*INSTRUCTIONS TO FOLLOW*: Will you write out the data exactly, excluding every picture?

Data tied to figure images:
━━━━━━━━━━━━━━━━━━━━━━━━━━━━━━
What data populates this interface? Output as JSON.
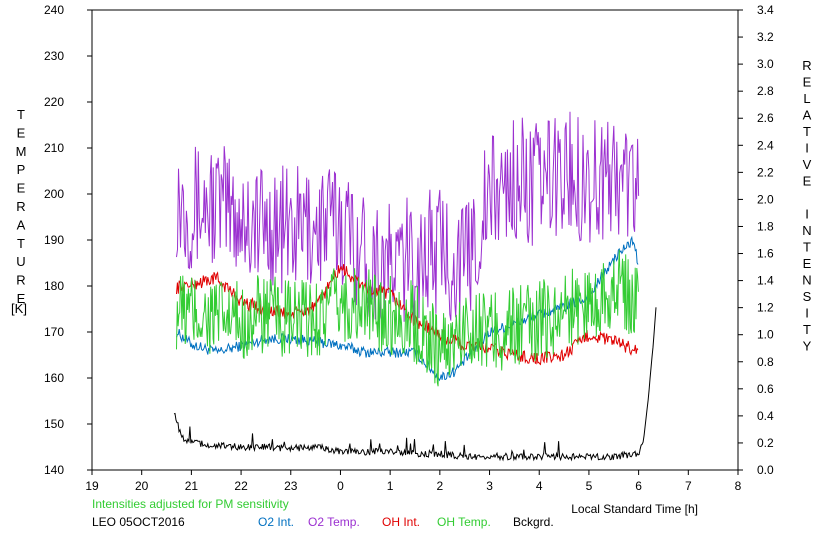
{
  "chart_data": {
    "type": "line",
    "title": "",
    "xlabel": "Local Standard Time [h]",
    "ylabel_left": "TEMPERATURE",
    "ylabel_left_unit": "[K]",
    "ylabel_right": "RELATIVE INTENSITY",
    "note": "Intensities adjusted for PM sensitivity",
    "station_date": "LEO 05OCT2016",
    "xlim": [
      19,
      32
    ],
    "x_tick_values": [
      19,
      20,
      21,
      22,
      23,
      24,
      25,
      26,
      27,
      28,
      29,
      30,
      31,
      32
    ],
    "x_tick_labels": [
      "19",
      "20",
      "21",
      "22",
      "23",
      "0",
      "1",
      "2",
      "3",
      "4",
      "5",
      "6",
      "7",
      "8"
    ],
    "ylim_left": [
      140,
      240
    ],
    "y_left_ticks": [
      140,
      150,
      160,
      170,
      180,
      190,
      200,
      210,
      220,
      230,
      240
    ],
    "ylim_right": [
      0.0,
      3.4
    ],
    "y_right_ticks": [
      "0.0",
      "0.2",
      "0.4",
      "0.6",
      "0.8",
      "1.0",
      "1.2",
      "1.4",
      "1.6",
      "1.8",
      "2.0",
      "2.2",
      "2.4",
      "2.6",
      "2.8",
      "3.0",
      "3.2",
      "3.4"
    ],
    "grid": false,
    "legend_position": "bottom",
    "series": [
      {
        "name": "O2 Int.",
        "axis": "right",
        "color": "#0070c0",
        "x": [
          20.7,
          21.0,
          21.5,
          22.0,
          22.5,
          23.0,
          23.5,
          24.0,
          24.5,
          25.0,
          25.5,
          26.0,
          26.3,
          26.6,
          27.0,
          27.5,
          28.0,
          28.5,
          29.0,
          29.3,
          29.6,
          29.9,
          30.0
        ],
        "y": [
          1.02,
          0.93,
          0.87,
          0.92,
          0.97,
          0.97,
          0.95,
          0.92,
          0.87,
          0.87,
          0.87,
          0.68,
          0.73,
          0.85,
          1.02,
          1.08,
          1.15,
          1.2,
          1.28,
          1.45,
          1.6,
          1.7,
          1.5
        ]
      },
      {
        "name": "O2 Temp.",
        "axis": "left",
        "color": "#9b30d0",
        "x": [
          20.7,
          21.0,
          21.5,
          22.0,
          22.5,
          23.0,
          23.5,
          24.0,
          24.5,
          25.0,
          25.5,
          26.0,
          26.5,
          27.0,
          27.5,
          28.0,
          28.5,
          29.0,
          29.5,
          30.0
        ],
        "y": [
          200,
          197,
          198,
          195,
          193,
          192,
          193,
          194,
          187,
          184,
          186,
          188,
          184,
          199,
          203,
          202,
          205,
          203,
          204,
          202
        ]
      },
      {
        "name": "OH Int.",
        "axis": "right",
        "color": "#e00000",
        "x": [
          20.7,
          21.0,
          21.5,
          22.0,
          22.5,
          23.0,
          23.5,
          24.0,
          24.3,
          24.6,
          25.0,
          25.5,
          26.0,
          26.5,
          27.0,
          27.5,
          28.0,
          28.5,
          29.0,
          29.5,
          30.0
        ],
        "y": [
          1.35,
          1.37,
          1.42,
          1.25,
          1.18,
          1.15,
          1.2,
          1.5,
          1.4,
          1.33,
          1.3,
          1.1,
          1.0,
          0.92,
          0.9,
          0.85,
          0.82,
          0.85,
          1.0,
          0.95,
          0.88
        ]
      },
      {
        "name": "OH Temp.",
        "axis": "left",
        "color": "#33cc33",
        "x": [
          20.7,
          21.0,
          21.5,
          22.0,
          22.5,
          23.0,
          23.5,
          24.0,
          24.5,
          25.0,
          25.5,
          26.0,
          26.3,
          26.6,
          27.0,
          27.5,
          28.0,
          28.5,
          29.0,
          29.5,
          30.0
        ],
        "y": [
          175,
          174,
          173,
          172,
          174,
          172,
          173,
          176,
          175,
          174,
          172,
          166,
          168,
          172,
          170,
          171,
          172,
          175,
          176,
          180,
          176
        ]
      },
      {
        "name": "Bckgrd.",
        "axis": "right",
        "color": "#000000",
        "x": [
          20.65,
          20.8,
          21.0,
          21.5,
          22.0,
          22.5,
          23.0,
          23.5,
          24.0,
          24.5,
          25.0,
          25.5,
          26.0,
          26.5,
          27.0,
          27.5,
          28.0,
          28.5,
          29.0,
          29.5,
          30.0,
          30.1,
          30.2,
          30.3,
          30.35
        ],
        "y": [
          0.44,
          0.24,
          0.2,
          0.18,
          0.17,
          0.17,
          0.16,
          0.17,
          0.14,
          0.13,
          0.14,
          0.12,
          0.12,
          0.1,
          0.1,
          0.1,
          0.1,
          0.1,
          0.1,
          0.1,
          0.12,
          0.22,
          0.55,
          0.95,
          1.2
        ]
      }
    ]
  }
}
━━━━━━━━━━━━━━━━━━━━━━━━━━━━━━
*RESPONSE TO THIS EXERCISE*:
What data populates this interface? Output as JSON.
{
  "chart_data": {
    "type": "line",
    "title": "",
    "xlabel": "Local Standard Time [h]",
    "ylabel_left": "TEMPERATURE",
    "ylabel_left_unit": "[K]",
    "ylabel_right": "RELATIVE INTENSITY",
    "note": "Intensities adjusted for PM sensitivity",
    "station_date": "LEO 05OCT2016",
    "xlim": [
      19,
      32
    ],
    "x_tick_values": [
      19,
      20,
      21,
      22,
      23,
      24,
      25,
      26,
      27,
      28,
      29,
      30,
      31,
      32
    ],
    "x_tick_labels": [
      "19",
      "20",
      "21",
      "22",
      "23",
      "0",
      "1",
      "2",
      "3",
      "4",
      "5",
      "6",
      "7",
      "8"
    ],
    "ylim_left": [
      140,
      240
    ],
    "y_left_ticks": [
      140,
      150,
      160,
      170,
      180,
      190,
      200,
      210,
      220,
      230,
      240
    ],
    "ylim_right": [
      0.0,
      3.4
    ],
    "y_right_ticks": [
      "0.0",
      "0.2",
      "0.4",
      "0.6",
      "0.8",
      "1.0",
      "1.2",
      "1.4",
      "1.6",
      "1.8",
      "2.0",
      "2.2",
      "2.4",
      "2.6",
      "2.8",
      "3.0",
      "3.2",
      "3.4"
    ],
    "grid": false,
    "legend_position": "bottom",
    "series": [
      {
        "name": "O2 Int.",
        "axis": "right",
        "color": "#0070c0",
        "x": [
          20.7,
          21.0,
          21.5,
          22.0,
          22.5,
          23.0,
          23.5,
          24.0,
          24.5,
          25.0,
          25.5,
          26.0,
          26.3,
          26.6,
          27.0,
          27.5,
          28.0,
          28.5,
          29.0,
          29.3,
          29.6,
          29.9,
          30.0
        ],
        "y": [
          1.02,
          0.93,
          0.87,
          0.92,
          0.97,
          0.97,
          0.95,
          0.92,
          0.87,
          0.87,
          0.87,
          0.68,
          0.73,
          0.85,
          1.02,
          1.08,
          1.15,
          1.2,
          1.28,
          1.45,
          1.6,
          1.7,
          1.5
        ]
      },
      {
        "name": "O2 Temp.",
        "axis": "left",
        "color": "#9b30d0",
        "x": [
          20.7,
          21.0,
          21.5,
          22.0,
          22.5,
          23.0,
          23.5,
          24.0,
          24.5,
          25.0,
          25.5,
          26.0,
          26.5,
          27.0,
          27.5,
          28.0,
          28.5,
          29.0,
          29.5,
          30.0
        ],
        "y": [
          200,
          197,
          198,
          195,
          193,
          192,
          193,
          194,
          187,
          184,
          186,
          188,
          184,
          199,
          203,
          202,
          205,
          203,
          204,
          202
        ]
      },
      {
        "name": "OH Int.",
        "axis": "right",
        "color": "#e00000",
        "x": [
          20.7,
          21.0,
          21.5,
          22.0,
          22.5,
          23.0,
          23.5,
          24.0,
          24.3,
          24.6,
          25.0,
          25.5,
          26.0,
          26.5,
          27.0,
          27.5,
          28.0,
          28.5,
          29.0,
          29.5,
          30.0
        ],
        "y": [
          1.35,
          1.37,
          1.42,
          1.25,
          1.18,
          1.15,
          1.2,
          1.5,
          1.4,
          1.33,
          1.3,
          1.1,
          1.0,
          0.92,
          0.9,
          0.85,
          0.82,
          0.85,
          1.0,
          0.95,
          0.88
        ]
      },
      {
        "name": "OH Temp.",
        "axis": "left",
        "color": "#33cc33",
        "x": [
          20.7,
          21.0,
          21.5,
          22.0,
          22.5,
          23.0,
          23.5,
          24.0,
          24.5,
          25.0,
          25.5,
          26.0,
          26.3,
          26.6,
          27.0,
          27.5,
          28.0,
          28.5,
          29.0,
          29.5,
          30.0
        ],
        "y": [
          175,
          174,
          173,
          172,
          174,
          172,
          173,
          176,
          175,
          174,
          172,
          166,
          168,
          172,
          170,
          171,
          172,
          175,
          176,
          180,
          176
        ]
      },
      {
        "name": "Bckgrd.",
        "axis": "right",
        "color": "#000000",
        "x": [
          20.65,
          20.8,
          21.0,
          21.5,
          22.0,
          22.5,
          23.0,
          23.5,
          24.0,
          24.5,
          25.0,
          25.5,
          26.0,
          26.5,
          27.0,
          27.5,
          28.0,
          28.5,
          29.0,
          29.5,
          30.0,
          30.1,
          30.2,
          30.3,
          30.35
        ],
        "y": [
          0.44,
          0.24,
          0.2,
          0.18,
          0.17,
          0.17,
          0.16,
          0.17,
          0.14,
          0.13,
          0.14,
          0.12,
          0.12,
          0.1,
          0.1,
          0.1,
          0.1,
          0.1,
          0.1,
          0.1,
          0.12,
          0.22,
          0.55,
          0.95,
          1.2
        ]
      }
    ]
  }
}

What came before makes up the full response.